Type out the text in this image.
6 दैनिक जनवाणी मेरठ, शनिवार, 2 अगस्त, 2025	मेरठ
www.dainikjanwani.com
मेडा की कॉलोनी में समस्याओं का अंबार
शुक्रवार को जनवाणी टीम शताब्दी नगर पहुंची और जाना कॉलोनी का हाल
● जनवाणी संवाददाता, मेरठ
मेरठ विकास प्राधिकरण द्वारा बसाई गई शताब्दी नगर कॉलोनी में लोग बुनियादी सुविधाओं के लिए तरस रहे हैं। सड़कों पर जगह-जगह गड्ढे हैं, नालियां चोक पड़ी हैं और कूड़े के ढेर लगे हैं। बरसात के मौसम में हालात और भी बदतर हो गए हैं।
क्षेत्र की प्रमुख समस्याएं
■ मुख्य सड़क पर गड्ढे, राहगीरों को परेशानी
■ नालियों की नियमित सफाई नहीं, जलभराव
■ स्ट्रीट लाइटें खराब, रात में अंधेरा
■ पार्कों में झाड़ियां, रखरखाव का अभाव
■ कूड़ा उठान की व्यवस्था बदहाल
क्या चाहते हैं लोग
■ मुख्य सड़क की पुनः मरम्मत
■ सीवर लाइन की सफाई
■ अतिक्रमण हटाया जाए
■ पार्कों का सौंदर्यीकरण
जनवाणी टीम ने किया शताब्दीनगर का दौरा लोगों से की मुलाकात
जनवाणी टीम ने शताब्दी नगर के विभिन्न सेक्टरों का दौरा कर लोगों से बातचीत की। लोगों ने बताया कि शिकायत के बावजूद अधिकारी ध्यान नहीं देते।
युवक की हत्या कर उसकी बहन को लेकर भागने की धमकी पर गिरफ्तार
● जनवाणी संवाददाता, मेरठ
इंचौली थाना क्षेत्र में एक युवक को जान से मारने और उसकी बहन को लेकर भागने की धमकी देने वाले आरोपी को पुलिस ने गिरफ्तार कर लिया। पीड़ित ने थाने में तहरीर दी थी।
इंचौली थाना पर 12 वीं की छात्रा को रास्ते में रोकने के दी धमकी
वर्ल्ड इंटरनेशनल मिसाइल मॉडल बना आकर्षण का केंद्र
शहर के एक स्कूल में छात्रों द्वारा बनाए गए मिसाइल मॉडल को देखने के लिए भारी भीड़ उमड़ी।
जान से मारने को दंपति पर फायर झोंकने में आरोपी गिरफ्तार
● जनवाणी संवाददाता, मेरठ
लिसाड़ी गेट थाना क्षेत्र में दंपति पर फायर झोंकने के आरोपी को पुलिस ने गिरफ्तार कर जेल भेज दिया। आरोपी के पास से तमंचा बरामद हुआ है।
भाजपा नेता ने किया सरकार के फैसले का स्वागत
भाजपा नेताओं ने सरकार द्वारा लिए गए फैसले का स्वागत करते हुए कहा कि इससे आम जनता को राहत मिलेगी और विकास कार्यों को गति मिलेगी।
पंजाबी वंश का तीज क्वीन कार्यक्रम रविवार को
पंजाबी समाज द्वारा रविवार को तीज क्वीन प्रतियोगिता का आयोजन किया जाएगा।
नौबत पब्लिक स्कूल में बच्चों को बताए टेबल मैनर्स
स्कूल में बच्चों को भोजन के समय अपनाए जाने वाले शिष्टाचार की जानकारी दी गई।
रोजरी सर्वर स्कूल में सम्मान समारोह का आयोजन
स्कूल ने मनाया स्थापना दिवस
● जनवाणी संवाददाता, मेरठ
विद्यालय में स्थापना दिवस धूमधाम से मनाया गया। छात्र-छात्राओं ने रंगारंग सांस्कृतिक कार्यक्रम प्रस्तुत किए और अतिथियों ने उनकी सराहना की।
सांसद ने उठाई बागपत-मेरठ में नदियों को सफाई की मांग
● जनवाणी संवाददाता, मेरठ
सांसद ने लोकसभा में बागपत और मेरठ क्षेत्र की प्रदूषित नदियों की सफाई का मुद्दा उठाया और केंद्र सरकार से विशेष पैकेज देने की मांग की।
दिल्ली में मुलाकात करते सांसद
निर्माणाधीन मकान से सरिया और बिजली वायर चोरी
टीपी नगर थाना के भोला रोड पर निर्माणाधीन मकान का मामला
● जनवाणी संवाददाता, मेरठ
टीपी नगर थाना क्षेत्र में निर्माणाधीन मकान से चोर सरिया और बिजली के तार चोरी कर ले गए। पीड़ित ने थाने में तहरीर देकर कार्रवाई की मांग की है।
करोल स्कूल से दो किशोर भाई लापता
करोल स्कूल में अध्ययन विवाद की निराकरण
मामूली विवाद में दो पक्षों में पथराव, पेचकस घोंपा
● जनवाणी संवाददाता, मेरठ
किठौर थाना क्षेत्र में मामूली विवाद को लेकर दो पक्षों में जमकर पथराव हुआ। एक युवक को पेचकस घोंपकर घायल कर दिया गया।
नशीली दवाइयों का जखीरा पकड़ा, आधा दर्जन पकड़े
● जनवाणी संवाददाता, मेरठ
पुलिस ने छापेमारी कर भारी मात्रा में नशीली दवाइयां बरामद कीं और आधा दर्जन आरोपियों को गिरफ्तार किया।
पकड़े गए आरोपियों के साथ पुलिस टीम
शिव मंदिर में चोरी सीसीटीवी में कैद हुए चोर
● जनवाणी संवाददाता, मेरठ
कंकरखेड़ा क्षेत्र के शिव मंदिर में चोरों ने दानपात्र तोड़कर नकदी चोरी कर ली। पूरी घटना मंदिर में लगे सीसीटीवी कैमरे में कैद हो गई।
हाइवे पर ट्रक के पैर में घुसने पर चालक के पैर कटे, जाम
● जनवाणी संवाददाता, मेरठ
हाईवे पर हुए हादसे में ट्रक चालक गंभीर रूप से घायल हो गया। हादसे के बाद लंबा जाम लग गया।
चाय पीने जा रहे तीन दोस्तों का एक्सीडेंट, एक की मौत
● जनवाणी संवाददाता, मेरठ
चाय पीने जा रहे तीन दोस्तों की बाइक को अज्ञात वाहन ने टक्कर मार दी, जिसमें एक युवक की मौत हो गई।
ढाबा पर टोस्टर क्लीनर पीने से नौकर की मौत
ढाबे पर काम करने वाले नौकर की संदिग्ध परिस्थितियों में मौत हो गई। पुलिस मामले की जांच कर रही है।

====================

▸ Short exercise:
In this exercise, repeat all entries exactly.

▸ Solution for this task:
Type out the text in this image.
6 दैनिक जनवाणी मेरठ, शनिवार, 2 अगस्त, 2025	मेरठ
www.dainikjanwani.com
मेडा की कॉलोनी में समस्याओं का अंबार
शुक्रवार को जनवाणी टीम शताब्दी नगर पहुंची और जाना कॉलोनी का हाल
● जनवाणी संवाददाता, मेरठ
मेरठ विकास प्राधिकरण द्वारा बसाई गई शताब्दी नगर कॉलोनी में लोग बुनियादी सुविधाओं के लिए तरस रहे हैं। सड़कों पर जगह-जगह गड्ढे हैं, नालियां चोक पड़ी हैं और कूड़े के ढेर लगे हैं। बरसात के मौसम में हालात और भी बदतर हो गए हैं।
क्षेत्र की प्रमुख समस्याएं
■ मुख्य सड़क पर गड्ढे, राहगीरों को परेशानी
■ नालियों की नियमित सफाई नहीं, जलभराव
■ स्ट्रीट लाइटें खराब, रात में अंधेरा
■ पार्कों में झाड़ियां, रखरखाव का अभाव
■ कूड़ा उठान की व्यवस्था बदहाल
क्या चाहते हैं लोग
■ मुख्य सड़क की पुनः मरम्मत
■ सीवर लाइन की सफाई
■ अतिक्रमण हटाया जाए
■ पार्कों का सौंदर्यीकरण
जनवाणी टीम ने किया शताब्दीनगर का दौरा लोगों से की मुलाकात
जनवाणी टीम ने शताब्दी नगर के विभिन्न सेक्टरों का दौरा कर लोगों से बातचीत की। लोगों ने बताया कि शिकायत के बावजूद अधिकारी ध्यान नहीं देते।
युवक की हत्या कर उसकी बहन को लेकर भागने की धमकी पर गिरफ्तार
● जनवाणी संवाददाता, मेरठ
इंचौली थाना क्षेत्र में एक युवक को जान से मारने और उसकी बहन को लेकर भागने की धमकी देने वाले आरोपी को पुलिस ने गिरफ्तार कर लिया। पीड़ित ने थाने में तहरीर दी थी।
इंचौली थाना पर 12 वीं की छात्रा को रास्ते में रोकने के दी धमकी
वर्ल्ड इंटरनेशनल मिसाइल मॉडल बना आकर्षण का केंद्र
शहर के एक स्कूल में छात्रों द्वारा बनाए गए मिसाइल मॉडल को देखने के लिए भारी भीड़ उमड़ी।
जान से मारने को दंपति पर फायर झोंकने में आरोपी गिरफ्तार
● जनवाणी संवाददाता, मेरठ
लिसाड़ी गेट थाना क्षेत्र में दंपति पर फायर झोंकने के आरोपी को पुलिस ने गिरफ्तार कर जेल भेज दिया। आरोपी के पास से तमंचा बरामद हुआ है।
भाजपा नेता ने किया सरकार के फैसले का स्वागत
भाजपा नेताओं ने सरकार द्वारा लिए गए फैसले का स्वागत करते हुए कहा कि इससे आम जनता को राहत मिलेगी और विकास कार्यों को गति मिलेगी।
पंजाबी वंश का तीज क्वीन कार्यक्रम रविवार को
पंजाबी समाज द्वारा रविवार को तीज क्वीन प्रतियोगिता का आयोजन किया जाएगा।
नौबत पब्लिक स्कूल में बच्चों को बताए टेबल मैनर्स
स्कूल में बच्चों को भोजन के समय अपनाए जाने वाले शिष्टाचार की जानकारी दी गई।
रोजरी सर्वर स्कूल में सम्मान समारोह का आयोजन
स्कूल ने मनाया स्थापना दिवस
● जनवाणी संवाददाता, मेरठ
विद्यालय में स्थापना दिवस धूमधाम से मनाया गया। छात्र-छात्राओं ने रंगारंग सांस्कृतिक कार्यक्रम प्रस्तुत किए और अतिथियों ने उनकी सराहना की।
सांसद ने उठाई बागपत-मेरठ में नदियों को सफाई की मांग
● जनवाणी संवाददाता, मेरठ
सांसद ने लोकसभा में बागपत और मेरठ क्षेत्र की प्रदूषित नदियों की सफाई का मुद्दा उठाया और केंद्र सरकार से विशेष पैकेज देने की मांग की।
दिल्ली में मुलाकात करते सांसद
निर्माणाधीन मकान से सरिया और बिजली वायर चोरी
टीपी नगर थाना के भोला रोड पर निर्माणाधीन मकान का मामला
● जनवाणी संवाददाता, मेरठ
टीपी नगर थाना क्षेत्र में निर्माणाधीन मकान से चोर सरिया और बिजली के तार चोरी कर ले गए। पीड़ित ने थाने में तहरीर देकर कार्रवाई की मांग की है।
करोल स्कूल से दो किशोर भाई लापता
करोल स्कूल में अध्ययन विवाद की निराकरण
मामूली विवाद में दो पक्षों में पथराव, पेचकस घोंपा
● जनवाणी संवाददाता, मेरठ
किठौर थाना क्षेत्र में मामूली विवाद को लेकर दो पक्षों में जमकर पथराव हुआ। एक युवक को पेचकस घोंपकर घायल कर दिया गया।
नशीली दवाइयों का जखीरा पकड़ा, आधा दर्जन पकड़े
● जनवाणी संवाददाता, मेरठ
पुलिस ने छापेमारी कर भारी मात्रा में नशीली दवाइयां बरामद कीं और आधा दर्जन आरोपियों को गिरफ्तार किया।
पकड़े गए आरोपियों के साथ पुलिस टीम
शिव मंदिर में चोरी सीसीटीवी में कैद हुए चोर
● जनवाणी संवाददाता, मेरठ
कंकरखेड़ा क्षेत्र के शिव मंदिर में चोरों ने दानपात्र तोड़कर नकदी चोरी कर ली। पूरी घटना मंदिर में लगे सीसीटीवी कैमरे में कैद हो गई।
हाइवे पर ट्रक के पैर में घुसने पर चालक के पैर कटे, जाम
● जनवाणी संवाददाता, मेरठ
हाईवे पर हुए हादसे में ट्रक चालक गंभीर रूप से घायल हो गया। हादसे के बाद लंबा जाम लग गया।
चाय पीने जा रहे तीन दोस्तों का एक्सीडेंट, एक की मौत
● जनवाणी संवाददाता, मेरठ
चाय पीने जा रहे तीन दोस्तों की बाइक को अज्ञात वाहन ने टक्कर मार दी, जिसमें एक युवक की मौत हो गई।
ढाबा पर टोस्टर क्लीनर पीने से नौकर की मौत
ढाबे पर काम करने वाले नौकर की संदिग्ध परिस्थितियों में मौत हो गई। पुलिस मामले की जांच कर रही है।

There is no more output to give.